* [TO BE DONE] Print every entry, word for word, and skip the images.

* [RECORDS PROVIDED]
————————
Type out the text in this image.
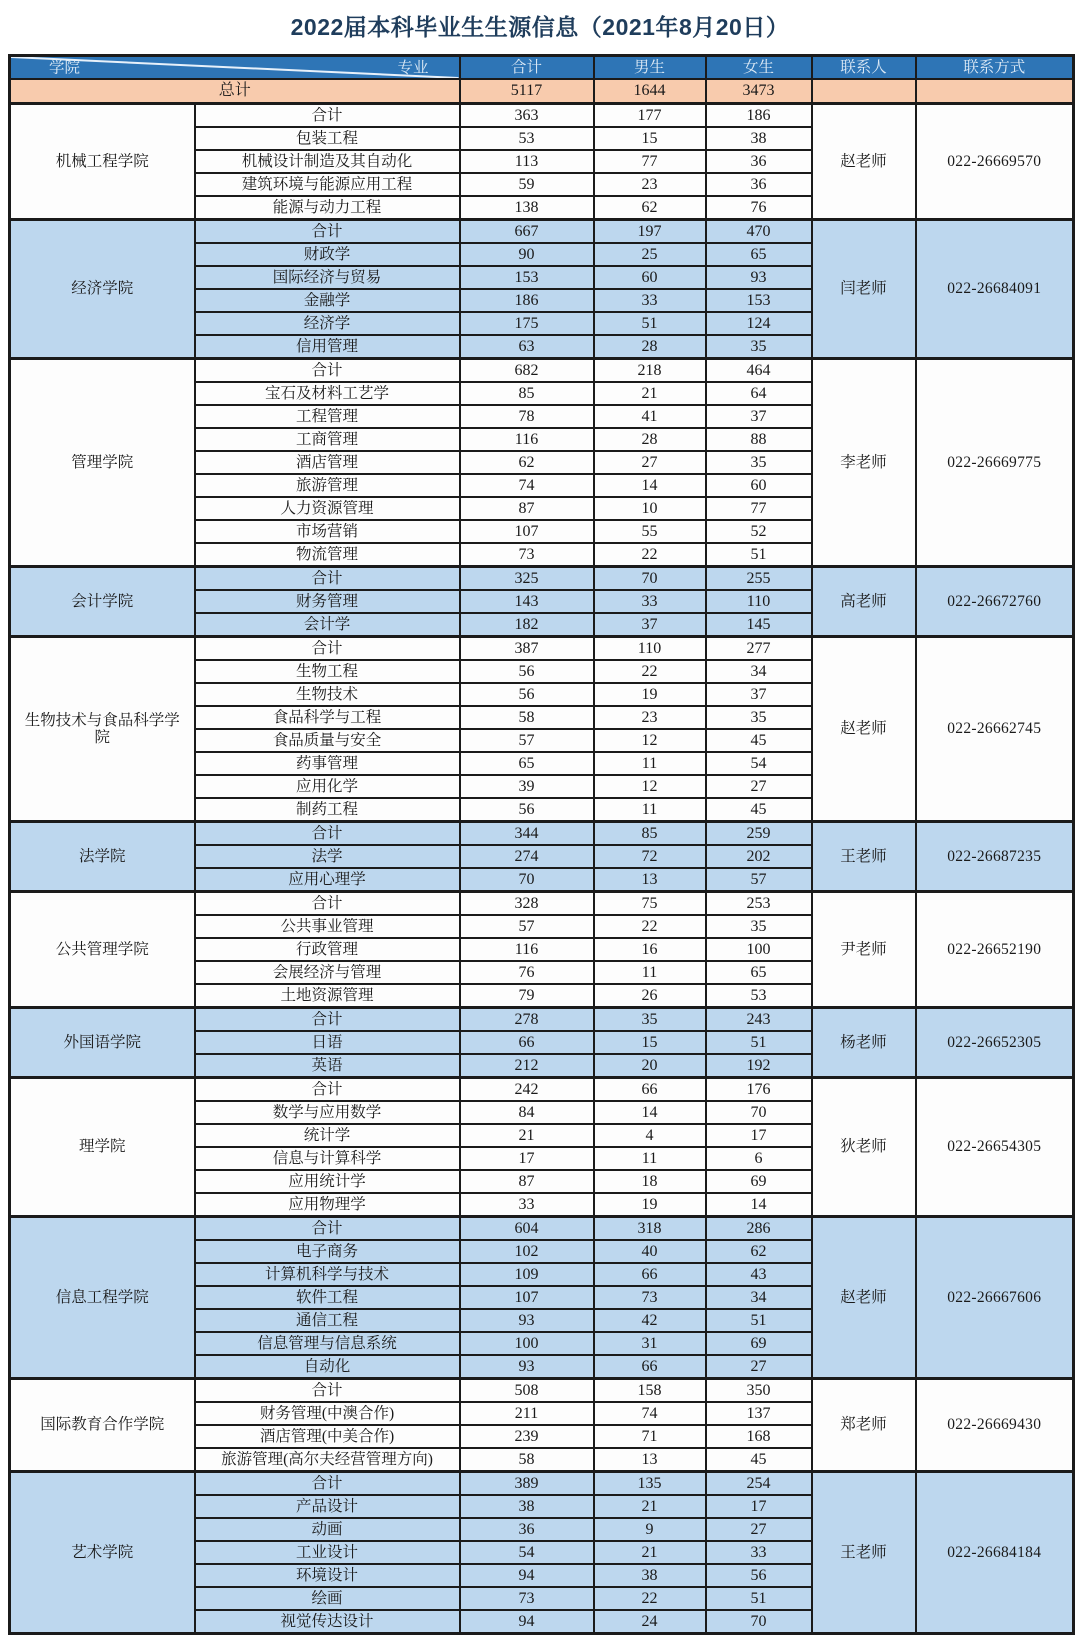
2022届本科毕业生生源信息（2021年8月20日）
学院 专业		合计	男生	女生	联系人	联系方式
总计		5117	1644	3473		
机械工程学院	合计	363	177	186	赵老师	022-26669570
	包装工程	53	15	38		
	机械设计制造及其自动化	113	77	36		
	建筑环境与能源应用工程	59	23	36		
	能源与动力工程	138	62	76		
经济学院	合计	667	197	470	闫老师	022-26684091
	财政学	90	25	65		
	国际经济与贸易	153	60	93		
	金融学	186	33	153		
	经济学	175	51	124		
	信用管理	63	28	35		
管理学院	合计	682	218	464	李老师	022-26669775
	宝石及材料工艺学	85	21	64		
	工程管理	78	41	37		
	工商管理	116	28	88		
	酒店管理	62	27	35		
	旅游管理	74	14	60		
	人力资源管理	87	10	77		
	市场营销	107	55	52		
	物流管理	73	22	51		
会计学院	合计	325	70	255	高老师	022-26672760
	财务管理	143	33	110		
	会计学	182	37	145		
生物技术与食品科学学院	合计	387	110	277	赵老师	022-26662745
	生物工程	56	22	34		
	生物技术	56	19	37		
	食品科学与工程	58	23	35		
	食品质量与安全	57	12	45		
	药事管理	65	11	54		
	应用化学	39	12	27		
	制药工程	56	11	45		
法学院	合计	344	85	259	王老师	022-26687235
	法学	274	72	202		
	应用心理学	70	13	57		
公共管理学院	合计	328	75	253	尹老师	022-26652190
	公共事业管理	57	22	35		
	行政管理	116	16	100		
	会展经济与管理	76	11	65		
	土地资源管理	79	26	53		
外国语学院	合计	278	35	243	杨老师	022-26652305
	日语	66	15	51		
	英语	212	20	192		
理学院	合计	242	66	176	狄老师	022-26654305
	数学与应用数学	84	14	70		
	统计学	21	4	17		
	信息与计算科学	17	11	6		
	应用统计学	87	18	69		
	应用物理学	33	19	14		
信息工程学院	合计	604	318	286	赵老师	022-26667606
	电子商务	102	40	62		
	计算机科学与技术	109	66	43		
	软件工程	107	73	34		
	通信工程	93	42	51		
	信息管理与信息系统	100	31	69		
	自动化	93	66	27		
国际教育合作学院	合计	508	158	350	郑老师	022-26669430
	财务管理(中澳合作)	211	74	137		
	酒店管理(中美合作)	239	71	168		
	旅游管理(高尔夫经营管理方向)	58	13	45		
艺术学院	合计	389	135	254	王老师	022-26684184
	产品设计	38	21	17		
	动画	36	9	27		
	工业设计	54	21	33		
	环境设计	94	38	56		
	绘画	73	22	51		
	视觉传达设计	94	24	70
————————
* [TASK OUTPUT]
Type out the text in this image.
2022届本科毕业生生源信息（2021年8月20日）
学院 专业		合计	男生	女生	联系人	联系方式
总计		5117	1644	3473		
机械工程学院	合计	363	177	186	赵老师	022-26669570
	包装工程	53	15	38		
	机械设计制造及其自动化	113	77	36		
	建筑环境与能源应用工程	59	23	36		
	能源与动力工程	138	62	76		
经济学院	合计	667	197	470	闫老师	022-26684091
	财政学	90	25	65		
	国际经济与贸易	153	60	93		
	金融学	186	33	153		
	经济学	175	51	124		
	信用管理	63	28	35		
管理学院	合计	682	218	464	李老师	022-26669775
	宝石及材料工艺学	85	21	64		
	工程管理	78	41	37		
	工商管理	116	28	88		
	酒店管理	62	27	35		
	旅游管理	74	14	60		
	人力资源管理	87	10	77		
	市场营销	107	55	52		
	物流管理	73	22	51		
会计学院	合计	325	70	255	高老师	022-26672760
	财务管理	143	33	110		
	会计学	182	37	145		
生物技术与食品科学学院	合计	387	110	277	赵老师	022-26662745
	生物工程	56	22	34		
	生物技术	56	19	37		
	食品科学与工程	58	23	35		
	食品质量与安全	57	12	45		
	药事管理	65	11	54		
	应用化学	39	12	27		
	制药工程	56	11	45		
法学院	合计	344	85	259	王老师	022-26687235
	法学	274	72	202		
	应用心理学	70	13	57		
公共管理学院	合计	328	75	253	尹老师	022-26652190
	公共事业管理	57	22	35		
	行政管理	116	16	100		
	会展经济与管理	76	11	65		
	土地资源管理	79	26	53		
外国语学院	合计	278	35	243	杨老师	022-26652305
	日语	66	15	51		
	英语	212	20	192		
理学院	合计	242	66	176	狄老师	022-26654305
	数学与应用数学	84	14	70		
	统计学	21	4	17		
	信息与计算科学	17	11	6		
	应用统计学	87	18	69		
	应用物理学	33	19	14		
信息工程学院	合计	604	318	286	赵老师	022-26667606
	电子商务	102	40	62		
	计算机科学与技术	109	66	43		
	软件工程	107	73	34		
	通信工程	93	42	51		
	信息管理与信息系统	100	31	69		
	自动化	93	66	27		
国际教育合作学院	合计	508	158	350	郑老师	022-26669430
	财务管理(中澳合作)	211	74	137		
	酒店管理(中美合作)	239	71	168		
	旅游管理(高尔夫经营管理方向)	58	13	45		
艺术学院	合计	389	135	254	王老师	022-26684184
	产品设计	38	21	17		
	动画	36	9	27		
	工业设计	54	21	33		
	环境设计	94	38	56		
	绘画	73	22	51		
	视觉传达设计	94	24	70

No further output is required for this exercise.